## Goal of the exercise
Within the material below, find each line bearing the word "plus" and present it.

## Data shown

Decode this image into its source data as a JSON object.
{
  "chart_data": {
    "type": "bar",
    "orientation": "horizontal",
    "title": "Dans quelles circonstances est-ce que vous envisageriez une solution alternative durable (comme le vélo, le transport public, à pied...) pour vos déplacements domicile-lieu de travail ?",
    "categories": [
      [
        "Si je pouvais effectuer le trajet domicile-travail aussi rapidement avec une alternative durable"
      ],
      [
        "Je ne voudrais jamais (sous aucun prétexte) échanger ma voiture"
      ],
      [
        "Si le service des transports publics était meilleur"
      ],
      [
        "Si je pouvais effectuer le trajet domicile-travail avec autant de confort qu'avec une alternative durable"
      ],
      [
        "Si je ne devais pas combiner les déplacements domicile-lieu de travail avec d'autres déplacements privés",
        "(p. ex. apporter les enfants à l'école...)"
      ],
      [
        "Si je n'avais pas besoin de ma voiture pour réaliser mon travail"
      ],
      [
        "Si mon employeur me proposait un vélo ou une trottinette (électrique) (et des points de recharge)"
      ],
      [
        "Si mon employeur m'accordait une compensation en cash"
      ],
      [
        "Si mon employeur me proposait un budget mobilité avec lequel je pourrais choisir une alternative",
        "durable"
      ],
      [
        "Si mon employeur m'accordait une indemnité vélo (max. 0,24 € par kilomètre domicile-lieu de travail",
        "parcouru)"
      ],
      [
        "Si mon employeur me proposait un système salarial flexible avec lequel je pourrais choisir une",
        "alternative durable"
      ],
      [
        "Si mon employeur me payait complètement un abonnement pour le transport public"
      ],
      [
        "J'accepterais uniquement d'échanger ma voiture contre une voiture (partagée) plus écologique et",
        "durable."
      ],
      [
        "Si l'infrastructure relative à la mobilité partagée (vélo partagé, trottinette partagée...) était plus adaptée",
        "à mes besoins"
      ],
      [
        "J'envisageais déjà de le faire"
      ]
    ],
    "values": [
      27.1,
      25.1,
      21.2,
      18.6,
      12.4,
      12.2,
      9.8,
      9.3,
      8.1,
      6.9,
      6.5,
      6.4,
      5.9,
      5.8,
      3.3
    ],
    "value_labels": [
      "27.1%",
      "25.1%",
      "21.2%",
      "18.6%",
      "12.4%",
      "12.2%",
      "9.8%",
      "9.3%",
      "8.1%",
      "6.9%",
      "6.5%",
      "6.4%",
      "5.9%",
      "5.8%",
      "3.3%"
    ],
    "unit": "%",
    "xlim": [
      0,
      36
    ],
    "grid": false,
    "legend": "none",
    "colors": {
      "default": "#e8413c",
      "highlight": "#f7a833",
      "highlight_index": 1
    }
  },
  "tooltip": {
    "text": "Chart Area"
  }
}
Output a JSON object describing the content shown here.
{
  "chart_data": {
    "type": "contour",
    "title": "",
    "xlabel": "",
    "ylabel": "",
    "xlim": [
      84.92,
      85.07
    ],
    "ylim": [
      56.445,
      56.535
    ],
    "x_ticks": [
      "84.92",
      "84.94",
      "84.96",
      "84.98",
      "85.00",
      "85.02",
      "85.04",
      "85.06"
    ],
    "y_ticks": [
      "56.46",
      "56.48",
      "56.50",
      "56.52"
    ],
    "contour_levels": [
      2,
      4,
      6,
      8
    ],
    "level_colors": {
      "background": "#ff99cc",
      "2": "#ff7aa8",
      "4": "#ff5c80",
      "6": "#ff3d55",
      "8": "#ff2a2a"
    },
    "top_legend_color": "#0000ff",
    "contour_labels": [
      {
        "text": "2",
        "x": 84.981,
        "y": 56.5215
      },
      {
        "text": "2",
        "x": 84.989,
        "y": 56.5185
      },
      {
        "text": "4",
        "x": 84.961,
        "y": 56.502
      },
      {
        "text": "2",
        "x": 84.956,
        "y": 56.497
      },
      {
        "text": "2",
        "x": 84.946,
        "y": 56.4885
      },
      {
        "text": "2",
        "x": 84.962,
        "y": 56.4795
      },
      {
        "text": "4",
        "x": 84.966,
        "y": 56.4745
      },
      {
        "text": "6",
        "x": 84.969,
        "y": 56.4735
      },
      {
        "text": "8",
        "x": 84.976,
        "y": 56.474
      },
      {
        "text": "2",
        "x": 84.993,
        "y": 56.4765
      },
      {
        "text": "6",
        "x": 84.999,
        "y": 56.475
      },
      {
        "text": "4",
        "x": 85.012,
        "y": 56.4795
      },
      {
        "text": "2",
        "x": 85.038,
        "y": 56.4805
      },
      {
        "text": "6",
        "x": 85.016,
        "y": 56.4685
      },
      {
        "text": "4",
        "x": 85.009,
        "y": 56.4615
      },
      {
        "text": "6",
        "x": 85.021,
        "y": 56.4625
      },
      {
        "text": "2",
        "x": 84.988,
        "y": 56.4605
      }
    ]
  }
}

## The result
        "J'accepterais uniquement d'échanger ma voiture contre une voiture (partagée) plus écologique et",
        "Si l'infrastructure relative à la mobilité partagée (vélo partagé, trottinette partagée...) était plus adaptée",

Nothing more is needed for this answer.